## BEGIN
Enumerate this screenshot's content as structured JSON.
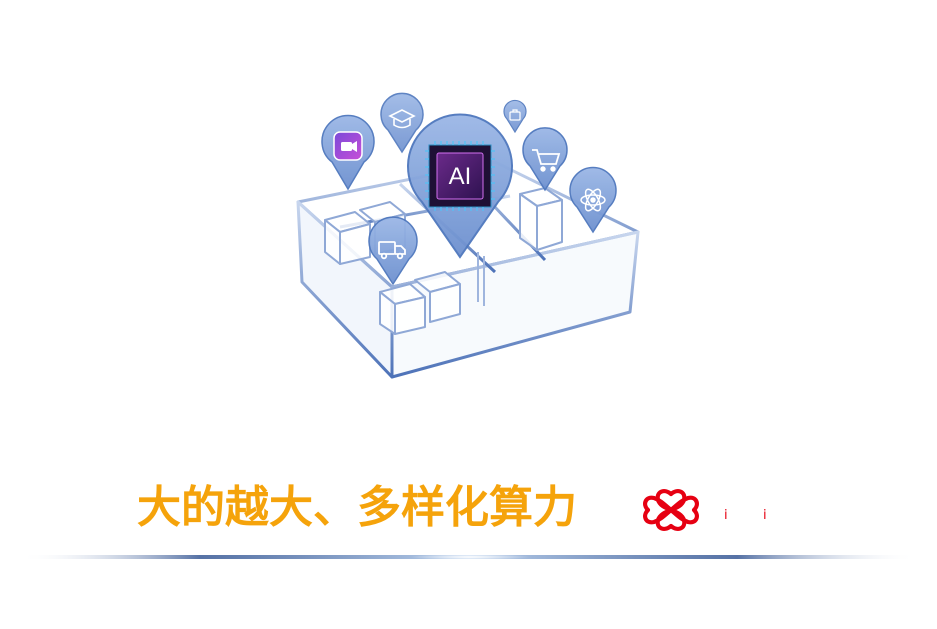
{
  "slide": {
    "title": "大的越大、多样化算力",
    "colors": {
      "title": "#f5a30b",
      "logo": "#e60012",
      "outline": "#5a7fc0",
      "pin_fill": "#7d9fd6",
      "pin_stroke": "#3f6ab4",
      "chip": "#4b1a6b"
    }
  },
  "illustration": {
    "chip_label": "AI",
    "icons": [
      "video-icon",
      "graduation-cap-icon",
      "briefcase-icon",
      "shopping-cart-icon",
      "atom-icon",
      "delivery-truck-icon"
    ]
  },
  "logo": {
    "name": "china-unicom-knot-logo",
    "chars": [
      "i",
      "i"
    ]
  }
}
## END
(EXERCISE AIM): Copy the material above exactly and drop the pictures.

(FINAL RESULT):
Enumerate this screenshot's content as structured JSON.
{
  "slide": {
    "title": "大的越大、多样化算力",
    "colors": {
      "title": "#f5a30b",
      "logo": "#e60012",
      "outline": "#5a7fc0",
      "pin_fill": "#7d9fd6",
      "pin_stroke": "#3f6ab4",
      "chip": "#4b1a6b"
    }
  },
  "illustration": {
    "chip_label": "AI",
    "icons": [
      "video-icon",
      "graduation-cap-icon",
      "briefcase-icon",
      "shopping-cart-icon",
      "atom-icon",
      "delivery-truck-icon"
    ]
  },
  "logo": {
    "name": "china-unicom-knot-logo",
    "chars": [
      "i",
      "i"
    ]
  }
}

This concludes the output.